The records underneath are to be repeated exactly, with the pictures left out.
* Start Stored rows *
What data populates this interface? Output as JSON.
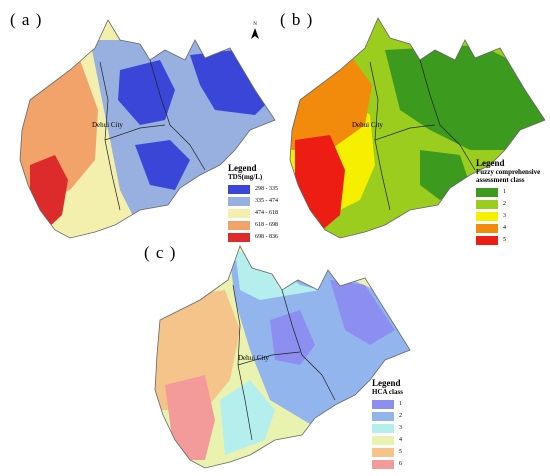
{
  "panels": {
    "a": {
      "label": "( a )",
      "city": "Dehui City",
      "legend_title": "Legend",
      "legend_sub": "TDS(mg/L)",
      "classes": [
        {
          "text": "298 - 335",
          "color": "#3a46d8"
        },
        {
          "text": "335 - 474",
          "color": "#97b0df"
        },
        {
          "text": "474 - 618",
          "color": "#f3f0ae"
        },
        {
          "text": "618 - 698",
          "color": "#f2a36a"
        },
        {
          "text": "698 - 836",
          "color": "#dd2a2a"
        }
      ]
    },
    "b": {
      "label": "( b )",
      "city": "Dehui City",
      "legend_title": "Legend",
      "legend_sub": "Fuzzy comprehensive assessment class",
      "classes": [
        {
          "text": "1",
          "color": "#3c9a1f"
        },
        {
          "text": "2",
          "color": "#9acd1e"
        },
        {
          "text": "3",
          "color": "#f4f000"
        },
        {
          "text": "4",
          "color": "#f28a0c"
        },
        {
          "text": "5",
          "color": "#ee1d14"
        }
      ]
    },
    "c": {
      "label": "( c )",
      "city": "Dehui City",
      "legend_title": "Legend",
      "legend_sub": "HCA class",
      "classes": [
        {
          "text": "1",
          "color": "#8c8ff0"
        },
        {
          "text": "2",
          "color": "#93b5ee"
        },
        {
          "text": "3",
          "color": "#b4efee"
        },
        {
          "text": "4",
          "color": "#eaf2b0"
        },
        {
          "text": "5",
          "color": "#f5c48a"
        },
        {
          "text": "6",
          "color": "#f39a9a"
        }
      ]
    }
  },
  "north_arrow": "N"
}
* End Stored rows *
* _The result_:
What data populates this interface? Output as JSON.
{
  "panels": {
    "a": {
      "label": "( a )",
      "city": "Dehui City",
      "legend_title": "Legend",
      "legend_sub": "TDS(mg/L)",
      "classes": [
        {
          "text": "298 - 335",
          "color": "#3a46d8"
        },
        {
          "text": "335 - 474",
          "color": "#97b0df"
        },
        {
          "text": "474 - 618",
          "color": "#f3f0ae"
        },
        {
          "text": "618 - 698",
          "color": "#f2a36a"
        },
        {
          "text": "698 - 836",
          "color": "#dd2a2a"
        }
      ]
    },
    "b": {
      "label": "( b )",
      "city": "Dehui City",
      "legend_title": "Legend",
      "legend_sub": "Fuzzy comprehensive assessment class",
      "classes": [
        {
          "text": "1",
          "color": "#3c9a1f"
        },
        {
          "text": "2",
          "color": "#9acd1e"
        },
        {
          "text": "3",
          "color": "#f4f000"
        },
        {
          "text": "4",
          "color": "#f28a0c"
        },
        {
          "text": "5",
          "color": "#ee1d14"
        }
      ]
    },
    "c": {
      "label": "( c )",
      "city": "Dehui City",
      "legend_title": "Legend",
      "legend_sub": "HCA class",
      "classes": [
        {
          "text": "1",
          "color": "#8c8ff0"
        },
        {
          "text": "2",
          "color": "#93b5ee"
        },
        {
          "text": "3",
          "color": "#b4efee"
        },
        {
          "text": "4",
          "color": "#eaf2b0"
        },
        {
          "text": "5",
          "color": "#f5c48a"
        },
        {
          "text": "6",
          "color": "#f39a9a"
        }
      ]
    }
  },
  "north_arrow": "N"
}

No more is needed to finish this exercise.